WHAT IS NEEDED = Send each entry back exactly as given, pictures excluded.

(Dataset items)
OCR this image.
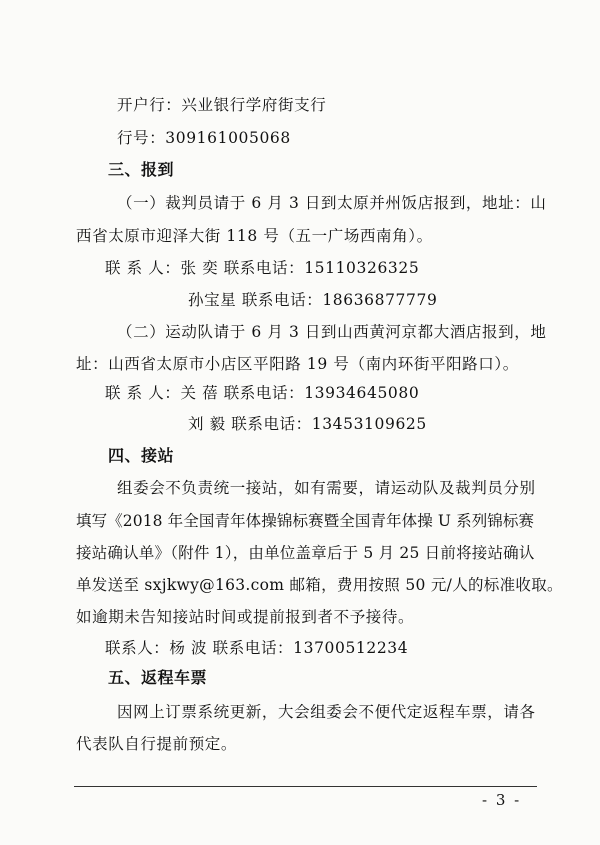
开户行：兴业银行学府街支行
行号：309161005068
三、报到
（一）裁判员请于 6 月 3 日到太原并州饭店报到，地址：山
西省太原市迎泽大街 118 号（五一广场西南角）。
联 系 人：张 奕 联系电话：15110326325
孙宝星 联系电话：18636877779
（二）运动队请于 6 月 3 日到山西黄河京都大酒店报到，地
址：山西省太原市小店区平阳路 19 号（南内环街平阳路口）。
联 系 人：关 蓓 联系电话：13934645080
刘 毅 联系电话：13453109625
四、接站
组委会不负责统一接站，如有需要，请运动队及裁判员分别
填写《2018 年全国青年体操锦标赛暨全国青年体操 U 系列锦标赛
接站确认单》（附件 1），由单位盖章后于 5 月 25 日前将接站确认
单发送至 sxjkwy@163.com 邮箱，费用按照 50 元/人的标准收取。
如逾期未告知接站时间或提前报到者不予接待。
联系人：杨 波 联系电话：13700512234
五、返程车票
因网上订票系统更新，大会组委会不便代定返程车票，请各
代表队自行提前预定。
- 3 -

RESPONSE =
OCR this image.
开户行：兴业银行学府街支行
行号：309161005068
三、报到
（一）裁判员请于 6 月 3 日到太原并州饭店报到，地址：山
西省太原市迎泽大街 118 号（五一广场西南角）。
联 系 人：张 奕 联系电话：15110326325
孙宝星 联系电话：18636877779
（二）运动队请于 6 月 3 日到山西黄河京都大酒店报到，地
址：山西省太原市小店区平阳路 19 号（南内环街平阳路口）。
联 系 人：关 蓓 联系电话：13934645080
刘 毅 联系电话：13453109625
四、接站
组委会不负责统一接站，如有需要，请运动队及裁判员分别
填写《2018 年全国青年体操锦标赛暨全国青年体操 U 系列锦标赛
接站确认单》（附件 1），由单位盖章后于 5 月 25 日前将接站确认
单发送至 sxjkwy@163.com 邮箱，费用按照 50 元/人的标准收取。
如逾期未告知接站时间或提前报到者不予接待。
联系人：杨 波 联系电话：13700512234
五、返程车票
因网上订票系统更新，大会组委会不便代定返程车票，请各
代表队自行提前预定。
- 3 -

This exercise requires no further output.